*Required work:* Search the material below for the string "gspt" and extract each line that has it.

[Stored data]

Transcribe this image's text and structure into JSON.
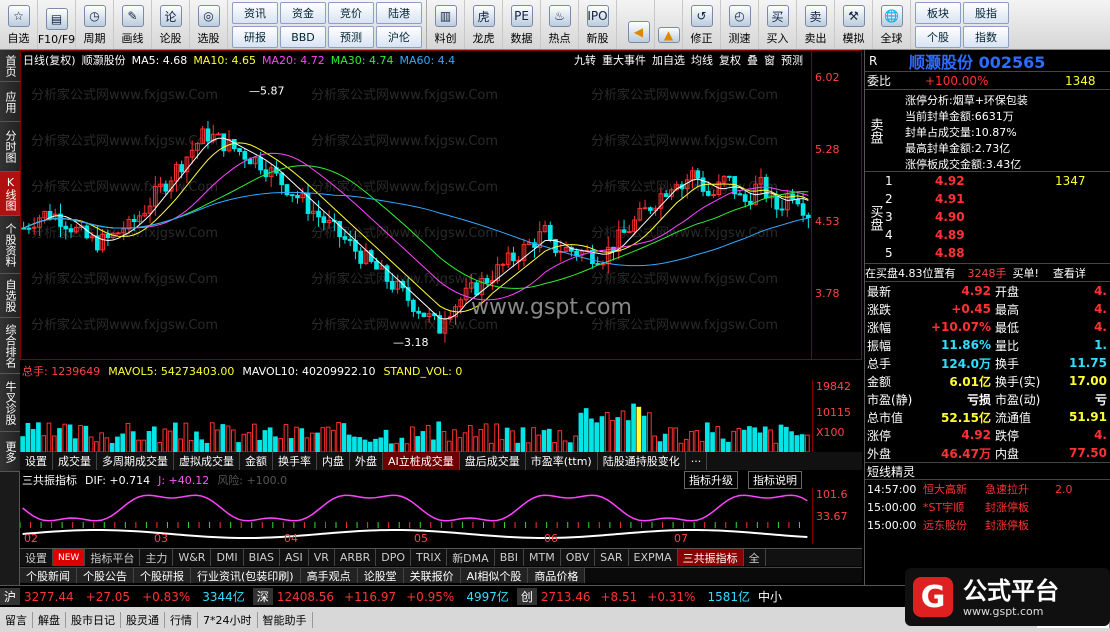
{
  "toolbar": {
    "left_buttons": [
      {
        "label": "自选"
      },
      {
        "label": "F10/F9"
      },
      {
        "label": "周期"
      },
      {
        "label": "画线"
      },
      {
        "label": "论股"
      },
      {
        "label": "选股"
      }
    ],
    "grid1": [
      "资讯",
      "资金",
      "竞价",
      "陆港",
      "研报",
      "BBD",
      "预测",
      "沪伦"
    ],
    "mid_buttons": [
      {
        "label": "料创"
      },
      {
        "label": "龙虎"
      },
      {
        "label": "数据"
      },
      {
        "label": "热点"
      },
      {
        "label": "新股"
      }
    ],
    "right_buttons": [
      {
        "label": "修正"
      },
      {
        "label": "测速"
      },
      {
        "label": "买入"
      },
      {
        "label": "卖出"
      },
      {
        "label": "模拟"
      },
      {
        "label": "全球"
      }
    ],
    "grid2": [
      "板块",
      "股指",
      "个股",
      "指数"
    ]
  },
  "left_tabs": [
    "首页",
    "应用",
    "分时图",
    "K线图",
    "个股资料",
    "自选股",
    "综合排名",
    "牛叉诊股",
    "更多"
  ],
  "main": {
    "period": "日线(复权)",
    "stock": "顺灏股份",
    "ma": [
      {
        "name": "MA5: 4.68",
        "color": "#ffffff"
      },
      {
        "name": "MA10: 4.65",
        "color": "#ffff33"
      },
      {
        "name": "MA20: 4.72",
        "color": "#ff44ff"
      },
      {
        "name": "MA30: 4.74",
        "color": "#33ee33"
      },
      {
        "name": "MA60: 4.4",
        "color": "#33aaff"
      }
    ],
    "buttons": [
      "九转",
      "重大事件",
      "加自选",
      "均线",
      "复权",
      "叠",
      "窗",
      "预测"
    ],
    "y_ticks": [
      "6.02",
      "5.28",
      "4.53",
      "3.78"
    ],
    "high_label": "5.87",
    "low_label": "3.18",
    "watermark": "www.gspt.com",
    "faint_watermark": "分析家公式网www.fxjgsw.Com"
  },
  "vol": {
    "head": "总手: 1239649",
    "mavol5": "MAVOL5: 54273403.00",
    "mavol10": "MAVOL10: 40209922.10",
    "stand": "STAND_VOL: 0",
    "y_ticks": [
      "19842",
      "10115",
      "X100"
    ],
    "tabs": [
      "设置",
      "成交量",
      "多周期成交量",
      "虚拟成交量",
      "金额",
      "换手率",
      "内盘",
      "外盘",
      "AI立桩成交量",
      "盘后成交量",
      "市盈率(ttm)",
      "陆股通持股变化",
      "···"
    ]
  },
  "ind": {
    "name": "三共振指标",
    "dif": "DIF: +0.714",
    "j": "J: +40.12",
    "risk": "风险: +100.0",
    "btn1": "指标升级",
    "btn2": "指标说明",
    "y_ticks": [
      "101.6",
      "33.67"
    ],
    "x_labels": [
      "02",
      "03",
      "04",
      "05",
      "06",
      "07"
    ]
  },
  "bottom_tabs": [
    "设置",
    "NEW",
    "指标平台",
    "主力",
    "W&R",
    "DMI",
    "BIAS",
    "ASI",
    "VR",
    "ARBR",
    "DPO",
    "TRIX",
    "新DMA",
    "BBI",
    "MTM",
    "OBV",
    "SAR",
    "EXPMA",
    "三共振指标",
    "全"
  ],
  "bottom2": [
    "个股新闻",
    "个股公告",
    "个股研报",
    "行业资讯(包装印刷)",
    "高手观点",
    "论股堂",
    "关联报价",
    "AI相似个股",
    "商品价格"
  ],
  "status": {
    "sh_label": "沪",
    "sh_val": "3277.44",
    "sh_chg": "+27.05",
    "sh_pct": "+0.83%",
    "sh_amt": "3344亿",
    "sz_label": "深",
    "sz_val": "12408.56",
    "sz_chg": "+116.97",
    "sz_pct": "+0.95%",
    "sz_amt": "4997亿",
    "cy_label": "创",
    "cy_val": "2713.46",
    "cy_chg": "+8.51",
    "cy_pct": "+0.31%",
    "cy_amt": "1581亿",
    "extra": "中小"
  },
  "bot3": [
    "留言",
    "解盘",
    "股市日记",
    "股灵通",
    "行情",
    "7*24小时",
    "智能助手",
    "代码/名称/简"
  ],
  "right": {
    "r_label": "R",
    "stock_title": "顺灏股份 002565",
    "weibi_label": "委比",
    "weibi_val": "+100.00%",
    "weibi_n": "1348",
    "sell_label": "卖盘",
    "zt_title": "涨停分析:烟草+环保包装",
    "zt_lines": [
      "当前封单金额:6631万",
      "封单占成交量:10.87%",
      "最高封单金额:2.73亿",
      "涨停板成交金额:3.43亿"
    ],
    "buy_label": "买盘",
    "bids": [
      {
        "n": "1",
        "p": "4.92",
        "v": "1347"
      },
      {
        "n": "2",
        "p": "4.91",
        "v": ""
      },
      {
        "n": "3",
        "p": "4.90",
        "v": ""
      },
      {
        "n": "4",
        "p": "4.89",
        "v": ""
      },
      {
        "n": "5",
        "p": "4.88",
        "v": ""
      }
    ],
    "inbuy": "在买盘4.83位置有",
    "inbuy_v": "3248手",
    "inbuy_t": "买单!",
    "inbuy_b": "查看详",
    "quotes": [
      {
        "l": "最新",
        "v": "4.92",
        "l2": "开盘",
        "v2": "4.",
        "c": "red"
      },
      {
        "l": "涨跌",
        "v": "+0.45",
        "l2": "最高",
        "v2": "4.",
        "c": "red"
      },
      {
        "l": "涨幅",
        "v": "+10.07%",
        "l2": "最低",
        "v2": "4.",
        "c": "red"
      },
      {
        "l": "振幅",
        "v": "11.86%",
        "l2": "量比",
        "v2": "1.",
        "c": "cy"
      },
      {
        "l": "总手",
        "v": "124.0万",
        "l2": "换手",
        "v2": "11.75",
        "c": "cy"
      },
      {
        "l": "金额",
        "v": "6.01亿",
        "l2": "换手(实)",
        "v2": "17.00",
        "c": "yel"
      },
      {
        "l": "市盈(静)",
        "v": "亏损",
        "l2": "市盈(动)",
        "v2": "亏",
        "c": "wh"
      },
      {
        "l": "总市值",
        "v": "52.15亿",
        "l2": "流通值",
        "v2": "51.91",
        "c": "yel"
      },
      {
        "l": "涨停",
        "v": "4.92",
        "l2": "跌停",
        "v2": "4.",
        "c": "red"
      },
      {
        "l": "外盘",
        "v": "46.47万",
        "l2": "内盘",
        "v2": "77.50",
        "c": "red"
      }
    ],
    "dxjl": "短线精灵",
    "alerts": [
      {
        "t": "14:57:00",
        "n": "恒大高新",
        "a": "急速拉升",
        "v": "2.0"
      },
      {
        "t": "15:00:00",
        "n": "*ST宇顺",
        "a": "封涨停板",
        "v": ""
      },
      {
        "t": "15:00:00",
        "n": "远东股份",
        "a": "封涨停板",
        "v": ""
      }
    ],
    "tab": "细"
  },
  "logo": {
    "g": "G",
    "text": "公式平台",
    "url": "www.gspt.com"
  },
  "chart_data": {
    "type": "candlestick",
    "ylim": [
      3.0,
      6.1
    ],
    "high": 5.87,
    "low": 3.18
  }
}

* * *

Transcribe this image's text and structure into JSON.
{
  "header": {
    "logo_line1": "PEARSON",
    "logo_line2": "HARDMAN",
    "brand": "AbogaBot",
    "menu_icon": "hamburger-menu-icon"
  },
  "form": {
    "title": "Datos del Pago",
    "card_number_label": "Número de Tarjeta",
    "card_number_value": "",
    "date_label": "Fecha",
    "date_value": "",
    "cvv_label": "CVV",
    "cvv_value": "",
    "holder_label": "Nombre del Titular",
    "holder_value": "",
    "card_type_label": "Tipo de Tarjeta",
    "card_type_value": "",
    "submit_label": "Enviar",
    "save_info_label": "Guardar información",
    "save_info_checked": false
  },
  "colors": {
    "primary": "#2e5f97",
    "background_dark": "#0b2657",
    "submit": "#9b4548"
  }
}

*Response for this exercise:*
    "watermark": "www.gspt.com",
    "url": "www.gspt.com"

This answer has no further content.